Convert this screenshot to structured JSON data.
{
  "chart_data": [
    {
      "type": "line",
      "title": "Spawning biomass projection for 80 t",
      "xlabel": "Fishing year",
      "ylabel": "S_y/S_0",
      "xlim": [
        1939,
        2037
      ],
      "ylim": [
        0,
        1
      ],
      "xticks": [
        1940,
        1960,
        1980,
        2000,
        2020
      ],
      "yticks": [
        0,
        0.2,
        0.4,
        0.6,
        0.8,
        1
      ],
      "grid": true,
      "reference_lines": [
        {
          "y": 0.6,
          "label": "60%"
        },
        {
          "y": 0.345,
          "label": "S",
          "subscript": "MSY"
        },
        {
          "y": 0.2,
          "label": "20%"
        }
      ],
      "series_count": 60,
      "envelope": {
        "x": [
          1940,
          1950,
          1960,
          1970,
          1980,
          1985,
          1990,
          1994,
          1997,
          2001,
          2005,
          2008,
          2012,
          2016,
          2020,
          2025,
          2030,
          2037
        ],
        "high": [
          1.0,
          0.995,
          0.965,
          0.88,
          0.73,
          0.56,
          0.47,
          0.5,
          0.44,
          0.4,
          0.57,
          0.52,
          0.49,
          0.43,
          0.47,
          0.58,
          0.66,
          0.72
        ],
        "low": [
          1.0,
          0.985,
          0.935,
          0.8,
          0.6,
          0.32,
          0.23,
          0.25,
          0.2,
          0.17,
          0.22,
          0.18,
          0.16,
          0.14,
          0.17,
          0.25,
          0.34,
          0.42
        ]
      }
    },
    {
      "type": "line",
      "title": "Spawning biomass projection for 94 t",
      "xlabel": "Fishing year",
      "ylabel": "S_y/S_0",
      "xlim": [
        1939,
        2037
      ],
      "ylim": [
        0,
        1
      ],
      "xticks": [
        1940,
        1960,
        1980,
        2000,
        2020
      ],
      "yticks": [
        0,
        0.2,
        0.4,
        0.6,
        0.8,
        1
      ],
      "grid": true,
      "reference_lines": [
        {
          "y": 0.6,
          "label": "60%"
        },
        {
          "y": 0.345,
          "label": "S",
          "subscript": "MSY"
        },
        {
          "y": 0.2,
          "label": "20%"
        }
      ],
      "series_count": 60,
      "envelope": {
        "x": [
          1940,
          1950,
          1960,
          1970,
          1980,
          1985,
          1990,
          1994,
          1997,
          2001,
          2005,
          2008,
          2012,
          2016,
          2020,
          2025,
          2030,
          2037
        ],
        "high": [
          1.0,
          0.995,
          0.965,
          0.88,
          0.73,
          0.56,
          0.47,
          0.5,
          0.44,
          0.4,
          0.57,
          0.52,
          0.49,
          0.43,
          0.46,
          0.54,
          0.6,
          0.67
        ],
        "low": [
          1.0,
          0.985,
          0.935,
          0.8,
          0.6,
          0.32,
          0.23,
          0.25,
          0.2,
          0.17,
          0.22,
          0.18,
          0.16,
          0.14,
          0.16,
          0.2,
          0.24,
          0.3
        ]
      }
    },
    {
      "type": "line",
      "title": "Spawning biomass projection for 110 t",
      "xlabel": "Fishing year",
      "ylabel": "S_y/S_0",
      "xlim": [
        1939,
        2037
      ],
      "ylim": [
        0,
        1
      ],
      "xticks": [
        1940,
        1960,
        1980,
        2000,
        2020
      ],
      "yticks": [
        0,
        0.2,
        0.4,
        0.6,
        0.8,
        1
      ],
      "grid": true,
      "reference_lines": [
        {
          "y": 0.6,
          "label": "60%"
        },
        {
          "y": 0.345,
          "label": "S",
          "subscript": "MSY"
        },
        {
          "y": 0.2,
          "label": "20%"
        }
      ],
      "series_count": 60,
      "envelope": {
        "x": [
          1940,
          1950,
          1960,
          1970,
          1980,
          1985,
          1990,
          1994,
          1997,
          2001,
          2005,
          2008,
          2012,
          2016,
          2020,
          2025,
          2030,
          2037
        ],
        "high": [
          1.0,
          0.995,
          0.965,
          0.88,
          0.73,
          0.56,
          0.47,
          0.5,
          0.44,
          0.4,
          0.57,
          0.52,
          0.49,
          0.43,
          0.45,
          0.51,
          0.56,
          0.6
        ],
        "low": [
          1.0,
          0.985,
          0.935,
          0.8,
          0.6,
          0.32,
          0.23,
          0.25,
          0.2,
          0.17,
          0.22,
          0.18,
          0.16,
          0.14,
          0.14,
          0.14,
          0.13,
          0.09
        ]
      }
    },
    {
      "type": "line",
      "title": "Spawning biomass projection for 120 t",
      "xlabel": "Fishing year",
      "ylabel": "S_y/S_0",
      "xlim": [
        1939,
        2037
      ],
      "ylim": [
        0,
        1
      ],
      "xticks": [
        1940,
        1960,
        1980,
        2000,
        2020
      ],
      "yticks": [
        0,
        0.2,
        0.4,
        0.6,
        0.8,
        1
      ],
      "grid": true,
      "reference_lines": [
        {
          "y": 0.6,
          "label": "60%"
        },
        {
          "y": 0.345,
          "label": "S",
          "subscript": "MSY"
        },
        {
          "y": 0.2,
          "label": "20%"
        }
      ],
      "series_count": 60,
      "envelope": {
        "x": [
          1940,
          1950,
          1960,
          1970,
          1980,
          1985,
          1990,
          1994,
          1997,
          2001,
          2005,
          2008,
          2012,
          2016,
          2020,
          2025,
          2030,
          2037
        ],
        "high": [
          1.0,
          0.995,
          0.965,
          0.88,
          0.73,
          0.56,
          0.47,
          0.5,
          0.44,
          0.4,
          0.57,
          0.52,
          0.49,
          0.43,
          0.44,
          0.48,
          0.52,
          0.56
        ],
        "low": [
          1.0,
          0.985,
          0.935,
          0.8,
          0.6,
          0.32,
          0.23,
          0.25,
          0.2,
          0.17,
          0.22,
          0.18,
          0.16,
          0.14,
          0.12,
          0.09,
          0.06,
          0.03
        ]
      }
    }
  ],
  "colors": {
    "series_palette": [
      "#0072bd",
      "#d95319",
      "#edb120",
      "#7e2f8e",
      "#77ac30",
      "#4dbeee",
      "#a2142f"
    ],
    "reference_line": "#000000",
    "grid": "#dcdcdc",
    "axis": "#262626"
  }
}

----------

→ **Work to do**
Return every line exactly.

→ **Final answer**
Convert this screenshot to structured JSON data.
{
  "chart_data": [
    {
      "type": "line",
      "title": "Spawning biomass projection for 80 t",
      "xlabel": "Fishing year",
      "ylabel": "S_y/S_0",
      "xlim": [
        1939,
        2037
      ],
      "ylim": [
        0,
        1
      ],
      "xticks": [
        1940,
        1960,
        1980,
        2000,
        2020
      ],
      "yticks": [
        0,
        0.2,
        0.4,
        0.6,
        0.8,
        1
      ],
      "grid": true,
      "reference_lines": [
        {
          "y": 0.6,
          "label": "60%"
        },
        {
          "y": 0.345,
          "label": "S",
          "subscript": "MSY"
        },
        {
          "y": 0.2,
          "label": "20%"
        }
      ],
      "series_count": 60,
      "envelope": {
        "x": [
          1940,
          1950,
          1960,
          1970,
          1980,
          1985,
          1990,
          1994,
          1997,
          2001,
          2005,
          2008,
          2012,
          2016,
          2020,
          2025,
          2030,
          2037
        ],
        "high": [
          1.0,
          0.995,
          0.965,
          0.88,
          0.73,
          0.56,
          0.47,
          0.5,
          0.44,
          0.4,
          0.57,
          0.52,
          0.49,
          0.43,
          0.47,
          0.58,
          0.66,
          0.72
        ],
        "low": [
          1.0,
          0.985,
          0.935,
          0.8,
          0.6,
          0.32,
          0.23,
          0.25,
          0.2,
          0.17,
          0.22,
          0.18,
          0.16,
          0.14,
          0.17,
          0.25,
          0.34,
          0.42
        ]
      }
    },
    {
      "type": "line",
      "title": "Spawning biomass projection for 94 t",
      "xlabel": "Fishing year",
      "ylabel": "S_y/S_0",
      "xlim": [
        1939,
        2037
      ],
      "ylim": [
        0,
        1
      ],
      "xticks": [
        1940,
        1960,
        1980,
        2000,
        2020
      ],
      "yticks": [
        0,
        0.2,
        0.4,
        0.6,
        0.8,
        1
      ],
      "grid": true,
      "reference_lines": [
        {
          "y": 0.6,
          "label": "60%"
        },
        {
          "y": 0.345,
          "label": "S",
          "subscript": "MSY"
        },
        {
          "y": 0.2,
          "label": "20%"
        }
      ],
      "series_count": 60,
      "envelope": {
        "x": [
          1940,
          1950,
          1960,
          1970,
          1980,
          1985,
          1990,
          1994,
          1997,
          2001,
          2005,
          2008,
          2012,
          2016,
          2020,
          2025,
          2030,
          2037
        ],
        "high": [
          1.0,
          0.995,
          0.965,
          0.88,
          0.73,
          0.56,
          0.47,
          0.5,
          0.44,
          0.4,
          0.57,
          0.52,
          0.49,
          0.43,
          0.46,
          0.54,
          0.6,
          0.67
        ],
        "low": [
          1.0,
          0.985,
          0.935,
          0.8,
          0.6,
          0.32,
          0.23,
          0.25,
          0.2,
          0.17,
          0.22,
          0.18,
          0.16,
          0.14,
          0.16,
          0.2,
          0.24,
          0.3
        ]
      }
    },
    {
      "type": "line",
      "title": "Spawning biomass projection for 110 t",
      "xlabel": "Fishing year",
      "ylabel": "S_y/S_0",
      "xlim": [
        1939,
        2037
      ],
      "ylim": [
        0,
        1
      ],
      "xticks": [
        1940,
        1960,
        1980,
        2000,
        2020
      ],
      "yticks": [
        0,
        0.2,
        0.4,
        0.6,
        0.8,
        1
      ],
      "grid": true,
      "reference_lines": [
        {
          "y": 0.6,
          "label": "60%"
        },
        {
          "y": 0.345,
          "label": "S",
          "subscript": "MSY"
        },
        {
          "y": 0.2,
          "label": "20%"
        }
      ],
      "series_count": 60,
      "envelope": {
        "x": [
          1940,
          1950,
          1960,
          1970,
          1980,
          1985,
          1990,
          1994,
          1997,
          2001,
          2005,
          2008,
          2012,
          2016,
          2020,
          2025,
          2030,
          2037
        ],
        "high": [
          1.0,
          0.995,
          0.965,
          0.88,
          0.73,
          0.56,
          0.47,
          0.5,
          0.44,
          0.4,
          0.57,
          0.52,
          0.49,
          0.43,
          0.45,
          0.51,
          0.56,
          0.6
        ],
        "low": [
          1.0,
          0.985,
          0.935,
          0.8,
          0.6,
          0.32,
          0.23,
          0.25,
          0.2,
          0.17,
          0.22,
          0.18,
          0.16,
          0.14,
          0.14,
          0.14,
          0.13,
          0.09
        ]
      }
    },
    {
      "type": "line",
      "title": "Spawning biomass projection for 120 t",
      "xlabel": "Fishing year",
      "ylabel": "S_y/S_0",
      "xlim": [
        1939,
        2037
      ],
      "ylim": [
        0,
        1
      ],
      "xticks": [
        1940,
        1960,
        1980,
        2000,
        2020
      ],
      "yticks": [
        0,
        0.2,
        0.4,
        0.6,
        0.8,
        1
      ],
      "grid": true,
      "reference_lines": [
        {
          "y": 0.6,
          "label": "60%"
        },
        {
          "y": 0.345,
          "label": "S",
          "subscript": "MSY"
        },
        {
          "y": 0.2,
          "label": "20%"
        }
      ],
      "series_count": 60,
      "envelope": {
        "x": [
          1940,
          1950,
          1960,
          1970,
          1980,
          1985,
          1990,
          1994,
          1997,
          2001,
          2005,
          2008,
          2012,
          2016,
          2020,
          2025,
          2030,
          2037
        ],
        "high": [
          1.0,
          0.995,
          0.965,
          0.88,
          0.73,
          0.56,
          0.47,
          0.5,
          0.44,
          0.4,
          0.57,
          0.52,
          0.49,
          0.43,
          0.44,
          0.48,
          0.52,
          0.56
        ],
        "low": [
          1.0,
          0.985,
          0.935,
          0.8,
          0.6,
          0.32,
          0.23,
          0.25,
          0.2,
          0.17,
          0.22,
          0.18,
          0.16,
          0.14,
          0.12,
          0.09,
          0.06,
          0.03
        ]
      }
    }
  ],
  "colors": {
    "series_palette": [
      "#0072bd",
      "#d95319",
      "#edb120",
      "#7e2f8e",
      "#77ac30",
      "#4dbeee",
      "#a2142f"
    ],
    "reference_line": "#000000",
    "grid": "#dcdcdc",
    "axis": "#262626"
  }
}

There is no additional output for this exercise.